● To be done
Find and copy each line of the records where the string "delivered" shows up.

● Material for this task
※ ※ ※

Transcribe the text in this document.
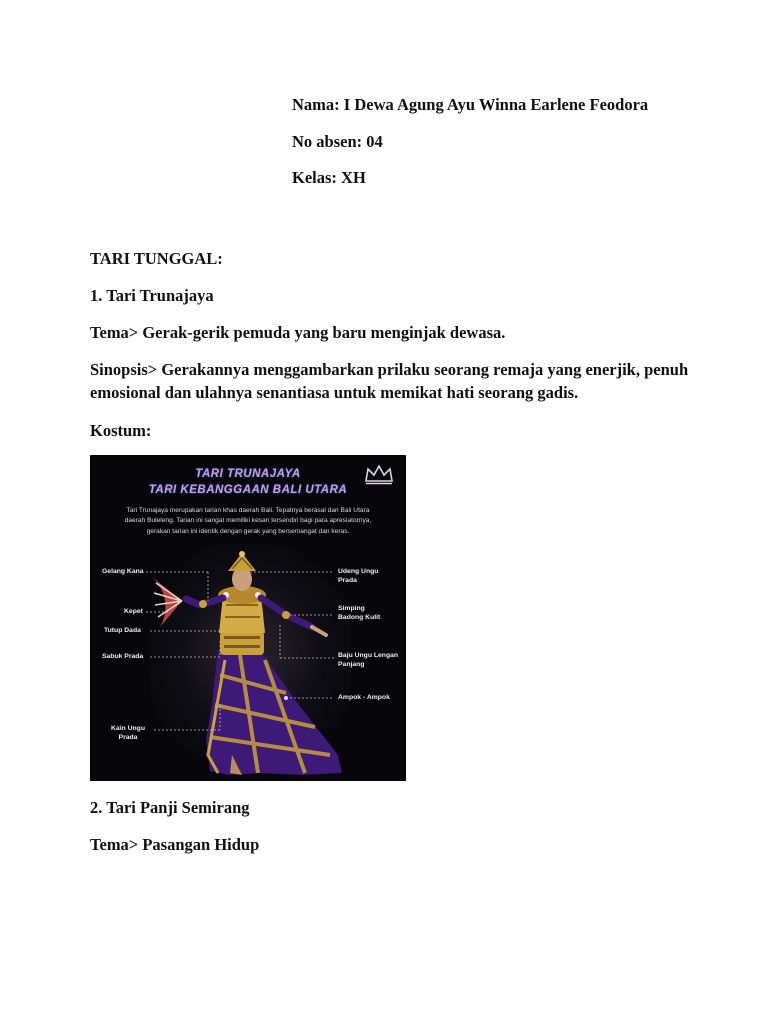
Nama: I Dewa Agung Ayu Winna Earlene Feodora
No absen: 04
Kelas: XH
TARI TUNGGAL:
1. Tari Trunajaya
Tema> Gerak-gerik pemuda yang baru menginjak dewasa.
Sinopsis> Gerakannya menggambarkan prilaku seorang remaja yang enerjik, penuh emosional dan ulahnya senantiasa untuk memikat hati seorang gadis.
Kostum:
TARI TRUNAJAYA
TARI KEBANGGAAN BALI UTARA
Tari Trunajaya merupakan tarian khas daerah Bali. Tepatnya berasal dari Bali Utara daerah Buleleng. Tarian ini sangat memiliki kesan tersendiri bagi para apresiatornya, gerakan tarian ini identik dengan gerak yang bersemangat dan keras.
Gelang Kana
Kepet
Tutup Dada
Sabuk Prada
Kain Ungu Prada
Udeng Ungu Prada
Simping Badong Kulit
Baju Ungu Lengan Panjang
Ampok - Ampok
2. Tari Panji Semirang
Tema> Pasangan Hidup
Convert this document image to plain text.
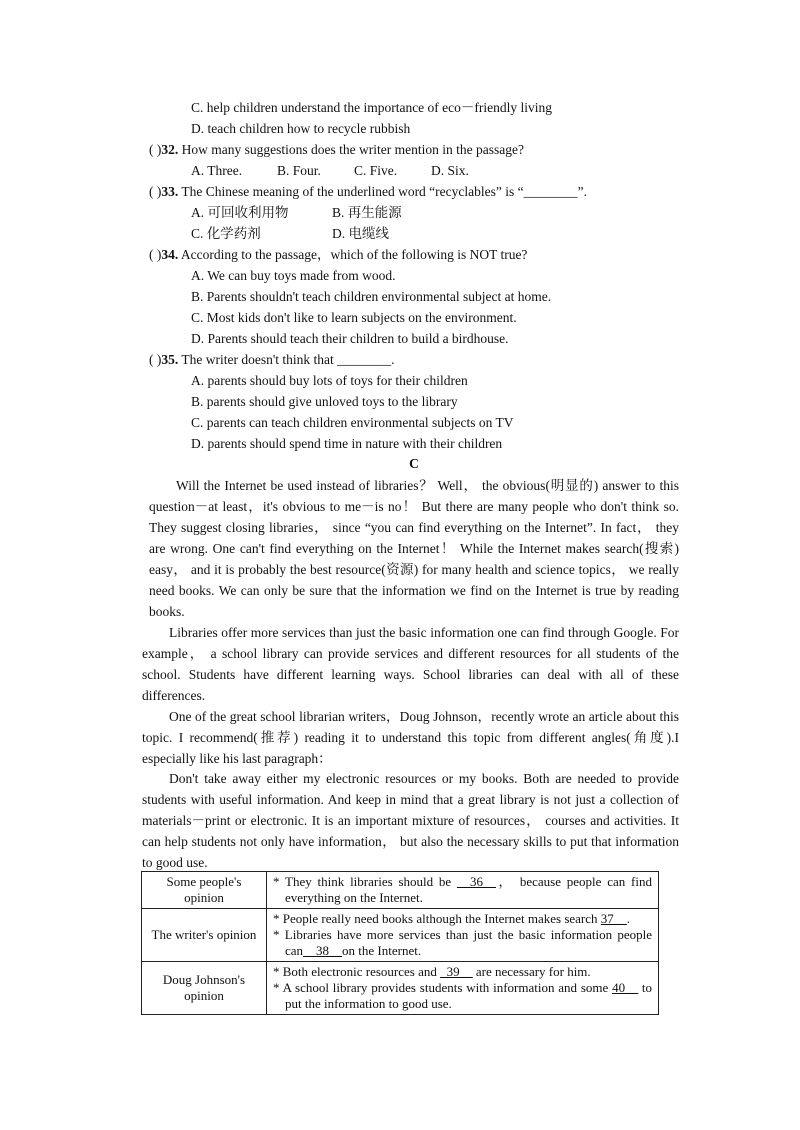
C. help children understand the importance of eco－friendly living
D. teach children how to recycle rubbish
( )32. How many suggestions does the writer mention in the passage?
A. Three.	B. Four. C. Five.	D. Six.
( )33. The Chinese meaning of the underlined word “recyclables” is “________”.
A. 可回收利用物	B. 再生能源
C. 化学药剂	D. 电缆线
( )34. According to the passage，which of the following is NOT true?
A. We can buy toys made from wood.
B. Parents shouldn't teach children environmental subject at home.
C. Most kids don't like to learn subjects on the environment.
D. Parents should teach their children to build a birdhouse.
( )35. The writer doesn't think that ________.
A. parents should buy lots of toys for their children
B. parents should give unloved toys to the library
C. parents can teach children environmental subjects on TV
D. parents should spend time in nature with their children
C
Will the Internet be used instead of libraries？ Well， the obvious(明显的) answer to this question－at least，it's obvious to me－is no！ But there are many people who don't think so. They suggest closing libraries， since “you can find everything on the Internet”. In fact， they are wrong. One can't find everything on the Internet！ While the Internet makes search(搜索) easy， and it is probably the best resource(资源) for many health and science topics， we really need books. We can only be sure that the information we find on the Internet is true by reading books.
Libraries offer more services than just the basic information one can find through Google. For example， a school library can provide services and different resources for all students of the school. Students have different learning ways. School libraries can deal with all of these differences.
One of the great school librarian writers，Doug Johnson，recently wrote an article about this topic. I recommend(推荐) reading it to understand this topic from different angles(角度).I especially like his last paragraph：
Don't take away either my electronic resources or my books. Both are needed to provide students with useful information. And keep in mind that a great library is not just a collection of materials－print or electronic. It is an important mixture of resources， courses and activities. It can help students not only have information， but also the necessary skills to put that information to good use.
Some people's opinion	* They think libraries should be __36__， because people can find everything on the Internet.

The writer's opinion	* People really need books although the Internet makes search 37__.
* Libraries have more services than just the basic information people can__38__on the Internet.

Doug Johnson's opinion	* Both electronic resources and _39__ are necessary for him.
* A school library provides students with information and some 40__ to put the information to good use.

※ ※ ※

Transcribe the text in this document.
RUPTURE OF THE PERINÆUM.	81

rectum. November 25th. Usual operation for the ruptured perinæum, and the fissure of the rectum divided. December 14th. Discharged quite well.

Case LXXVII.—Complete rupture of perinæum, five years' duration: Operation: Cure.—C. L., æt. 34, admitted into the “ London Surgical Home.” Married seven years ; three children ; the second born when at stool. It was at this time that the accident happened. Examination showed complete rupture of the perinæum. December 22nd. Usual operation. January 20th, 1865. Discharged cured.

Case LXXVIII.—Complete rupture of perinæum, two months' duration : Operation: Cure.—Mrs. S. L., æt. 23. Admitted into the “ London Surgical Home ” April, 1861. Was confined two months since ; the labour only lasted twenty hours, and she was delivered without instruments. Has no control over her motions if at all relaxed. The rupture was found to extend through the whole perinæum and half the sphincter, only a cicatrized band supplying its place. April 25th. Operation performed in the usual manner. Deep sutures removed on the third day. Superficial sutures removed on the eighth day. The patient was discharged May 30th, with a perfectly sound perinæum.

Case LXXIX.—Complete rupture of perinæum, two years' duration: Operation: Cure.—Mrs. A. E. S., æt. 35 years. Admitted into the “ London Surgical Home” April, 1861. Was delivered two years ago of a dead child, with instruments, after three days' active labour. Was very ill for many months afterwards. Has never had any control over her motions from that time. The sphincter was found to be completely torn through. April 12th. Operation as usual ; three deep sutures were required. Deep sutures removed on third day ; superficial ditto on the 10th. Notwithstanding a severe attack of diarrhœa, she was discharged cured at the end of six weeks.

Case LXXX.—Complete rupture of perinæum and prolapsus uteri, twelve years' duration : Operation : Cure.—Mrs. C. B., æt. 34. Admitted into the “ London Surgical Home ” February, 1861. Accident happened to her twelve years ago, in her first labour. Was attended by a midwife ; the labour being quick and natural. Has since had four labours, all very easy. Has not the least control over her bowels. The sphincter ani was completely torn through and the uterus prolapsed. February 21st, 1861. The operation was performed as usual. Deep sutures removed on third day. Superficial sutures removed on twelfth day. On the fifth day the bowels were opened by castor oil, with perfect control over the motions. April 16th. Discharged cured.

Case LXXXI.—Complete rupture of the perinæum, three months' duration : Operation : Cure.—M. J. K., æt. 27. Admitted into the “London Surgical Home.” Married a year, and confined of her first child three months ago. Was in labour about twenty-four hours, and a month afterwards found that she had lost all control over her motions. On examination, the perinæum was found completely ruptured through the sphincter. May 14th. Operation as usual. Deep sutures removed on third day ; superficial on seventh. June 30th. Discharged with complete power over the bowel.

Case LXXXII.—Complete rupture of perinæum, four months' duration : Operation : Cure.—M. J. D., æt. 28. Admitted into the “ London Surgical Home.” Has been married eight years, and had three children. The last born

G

※ ※ ※

● Solution to the exercise
Case LXXVIII.—Complete rupture of perinæum, two months' duration : Operation: Cure.—Mrs. S. L., æt. 23. Admitted into the “ London Surgical Home ” April, 1861. Was confined two months since ; the labour only lasted twenty hours, and she was delivered without instruments. Has no control over her motions if at all relaxed. The rupture was found to extend through the whole perinæum and half the sphincter, only a cicatrized band supplying its place. April 25th. Operation performed in the usual manner. Deep sutures removed on the third day. Superficial sutures removed on the eighth day. The patient was discharged May 30th, with a perfectly sound perinæum.
Case LXXIX.—Complete rupture of perinæum, two years' duration: Operation: Cure.—Mrs. A. E. S., æt. 35 years. Admitted into the “ London Surgical Home” April, 1861. Was delivered two years ago of a dead child, with instruments, after three days' active labour. Was very ill for many months afterwards. Has never had any control over her motions from that time. The sphincter was found to be completely torn through. April 12th. Operation as usual ; three deep sutures were required. Deep sutures removed on third day ; superficial ditto on the 10th. Notwithstanding a severe attack of diarrhœa, she was discharged cured at the end of six weeks.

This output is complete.